[Chart and figure data]
● ● ● ● ●

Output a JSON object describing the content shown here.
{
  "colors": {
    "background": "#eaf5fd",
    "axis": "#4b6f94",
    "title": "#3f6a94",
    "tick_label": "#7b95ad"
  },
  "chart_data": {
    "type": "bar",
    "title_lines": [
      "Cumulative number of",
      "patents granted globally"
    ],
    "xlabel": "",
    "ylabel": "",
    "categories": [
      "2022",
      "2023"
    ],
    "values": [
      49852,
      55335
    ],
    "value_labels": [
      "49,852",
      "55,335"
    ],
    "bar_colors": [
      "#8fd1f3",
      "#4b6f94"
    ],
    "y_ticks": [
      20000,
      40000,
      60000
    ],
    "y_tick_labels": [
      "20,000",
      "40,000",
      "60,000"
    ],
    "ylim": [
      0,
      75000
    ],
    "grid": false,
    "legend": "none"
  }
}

● ● ● ● ●

• EXERCISE DIRECTIONS:
Print all of the entries again, exactly as written.

• EXERCISE OUTPUT:
Output a JSON object describing the content shown here.
{
  "colors": {
    "background": "#eaf5fd",
    "axis": "#4b6f94",
    "title": "#3f6a94",
    "tick_label": "#7b95ad"
  },
  "chart_data": {
    "type": "bar",
    "title_lines": [
      "Cumulative number of",
      "patents granted globally"
    ],
    "xlabel": "",
    "ylabel": "",
    "categories": [
      "2022",
      "2023"
    ],
    "values": [
      49852,
      55335
    ],
    "value_labels": [
      "49,852",
      "55,335"
    ],
    "bar_colors": [
      "#8fd1f3",
      "#4b6f94"
    ],
    "y_ticks": [
      20000,
      40000,
      60000
    ],
    "y_tick_labels": [
      "20,000",
      "40,000",
      "60,000"
    ],
    "ylim": [
      0,
      75000
    ],
    "grid": false,
    "legend": "none"
  }
}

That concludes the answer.